• Stated problem
Print all records exactly, leaving nothing out.

• Exercise material
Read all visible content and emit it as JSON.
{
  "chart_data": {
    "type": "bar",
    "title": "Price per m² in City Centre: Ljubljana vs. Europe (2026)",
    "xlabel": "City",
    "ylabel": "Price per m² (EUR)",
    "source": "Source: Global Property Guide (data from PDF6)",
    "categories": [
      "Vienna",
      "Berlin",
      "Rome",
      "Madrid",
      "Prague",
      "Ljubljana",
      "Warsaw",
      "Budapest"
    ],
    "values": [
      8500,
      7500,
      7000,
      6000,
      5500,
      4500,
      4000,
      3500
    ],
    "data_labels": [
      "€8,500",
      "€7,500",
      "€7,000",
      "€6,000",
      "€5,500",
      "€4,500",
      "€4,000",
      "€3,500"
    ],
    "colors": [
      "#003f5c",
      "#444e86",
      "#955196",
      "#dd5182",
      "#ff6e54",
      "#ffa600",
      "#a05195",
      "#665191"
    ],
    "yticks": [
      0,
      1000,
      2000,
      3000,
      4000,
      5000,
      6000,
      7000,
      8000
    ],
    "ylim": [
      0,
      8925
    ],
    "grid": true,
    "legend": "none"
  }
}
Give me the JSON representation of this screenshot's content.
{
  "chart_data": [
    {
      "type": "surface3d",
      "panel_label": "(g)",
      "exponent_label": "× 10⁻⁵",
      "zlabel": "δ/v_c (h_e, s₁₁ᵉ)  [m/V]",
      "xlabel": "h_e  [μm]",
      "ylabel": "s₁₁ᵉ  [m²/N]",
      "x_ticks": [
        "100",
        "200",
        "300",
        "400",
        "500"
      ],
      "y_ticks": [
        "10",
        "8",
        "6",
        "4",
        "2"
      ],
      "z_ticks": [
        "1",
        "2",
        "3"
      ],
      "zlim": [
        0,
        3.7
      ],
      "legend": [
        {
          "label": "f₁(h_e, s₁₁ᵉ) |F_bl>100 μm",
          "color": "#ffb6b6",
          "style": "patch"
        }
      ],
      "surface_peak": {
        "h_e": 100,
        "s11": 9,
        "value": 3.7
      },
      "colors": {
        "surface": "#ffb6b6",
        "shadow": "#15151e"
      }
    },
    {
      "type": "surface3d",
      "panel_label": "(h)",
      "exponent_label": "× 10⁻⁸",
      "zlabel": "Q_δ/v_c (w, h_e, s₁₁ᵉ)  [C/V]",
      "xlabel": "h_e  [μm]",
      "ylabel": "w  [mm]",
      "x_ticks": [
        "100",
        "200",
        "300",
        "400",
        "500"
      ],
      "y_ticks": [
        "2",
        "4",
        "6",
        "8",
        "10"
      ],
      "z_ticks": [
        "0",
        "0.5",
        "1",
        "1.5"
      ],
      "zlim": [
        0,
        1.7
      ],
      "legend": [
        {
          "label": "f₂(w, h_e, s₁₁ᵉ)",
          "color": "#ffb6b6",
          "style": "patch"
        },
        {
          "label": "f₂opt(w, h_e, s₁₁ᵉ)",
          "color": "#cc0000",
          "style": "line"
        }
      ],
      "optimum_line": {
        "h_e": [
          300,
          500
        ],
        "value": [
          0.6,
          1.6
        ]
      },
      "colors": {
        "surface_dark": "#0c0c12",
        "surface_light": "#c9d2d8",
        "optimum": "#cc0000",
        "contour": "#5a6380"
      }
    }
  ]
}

• Answer to the exercise
Read all visible content and emit it as JSON.
{
  "chart_data": {
    "type": "bar",
    "title": "Price per m² in City Centre: Ljubljana vs. Europe (2026)",
    "xlabel": "City",
    "ylabel": "Price per m² (EUR)",
    "source": "Source: Global Property Guide (data from PDF6)",
    "categories": [
      "Vienna",
      "Berlin",
      "Rome",
      "Madrid",
      "Prague",
      "Ljubljana",
      "Warsaw",
      "Budapest"
    ],
    "values": [
      8500,
      7500,
      7000,
      6000,
      5500,
      4500,
      4000,
      3500
    ],
    "data_labels": [
      "€8,500",
      "€7,500",
      "€7,000",
      "€6,000",
      "€5,500",
      "€4,500",
      "€4,000",
      "€3,500"
    ],
    "colors": [
      "#003f5c",
      "#444e86",
      "#955196",
      "#dd5182",
      "#ff6e54",
      "#ffa600",
      "#a05195",
      "#665191"
    ],
    "yticks": [
      0,
      1000,
      2000,
      3000,
      4000,
      5000,
      6000,
      7000,
      8000
    ],
    "ylim": [
      0,
      8925
    ],
    "grid": true,
    "legend": "none"
  }
}
Give me the JSON representation of this screenshot's content.
{
  "chart_data": [
    {
      "type": "surface3d",
      "panel_label": "(g)",
      "exponent_label": "× 10⁻⁵",
      "zlabel": "δ/v_c (h_e, s₁₁ᵉ)  [m/V]",
      "xlabel": "h_e  [μm]",
      "ylabel": "s₁₁ᵉ  [m²/N]",
      "x_ticks": [
        "100",
        "200",
        "300",
        "400",
        "500"
      ],
      "y_ticks": [
        "10",
        "8",
        "6",
        "4",
        "2"
      ],
      "z_ticks": [
        "1",
        "2",
        "3"
      ],
      "zlim": [
        0,
        3.7
      ],
      "legend": [
        {
          "label": "f₁(h_e, s₁₁ᵉ) |F_bl>100 μm",
          "color": "#ffb6b6",
          "style": "patch"
        }
      ],
      "surface_peak": {
        "h_e": 100,
        "s11": 9,
        "value": 3.7
      },
      "colors": {
        "surface": "#ffb6b6",
        "shadow": "#15151e"
      }
    },
    {
      "type": "surface3d",
      "panel_label": "(h)",
      "exponent_label": "× 10⁻⁸",
      "zlabel": "Q_δ/v_c (w, h_e, s₁₁ᵉ)  [C/V]",
      "xlabel": "h_e  [μm]",
      "ylabel": "w  [mm]",
      "x_ticks": [
        "100",
        "200",
        "300",
        "400",
        "500"
      ],
      "y_ticks": [
        "2",
        "4",
        "6",
        "8",
        "10"
      ],
      "z_ticks": [
        "0",
        "0.5",
        "1",
        "1.5"
      ],
      "zlim": [
        0,
        1.7
      ],
      "legend": [
        {
          "label": "f₂(w, h_e, s₁₁ᵉ)",
          "color": "#ffb6b6",
          "style": "patch"
        },
        {
          "label": "f₂opt(w, h_e, s₁₁ᵉ)",
          "color": "#cc0000",
          "style": "line"
        }
      ],
      "optimum_line": {
        "h_e": [
          300,
          500
        ],
        "value": [
          0.6,
          1.6
        ]
      },
      "colors": {
        "surface_dark": "#0c0c12",
        "surface_light": "#c9d2d8",
        "optimum": "#cc0000",
        "contour": "#5a6380"
      }
    }
  ]
}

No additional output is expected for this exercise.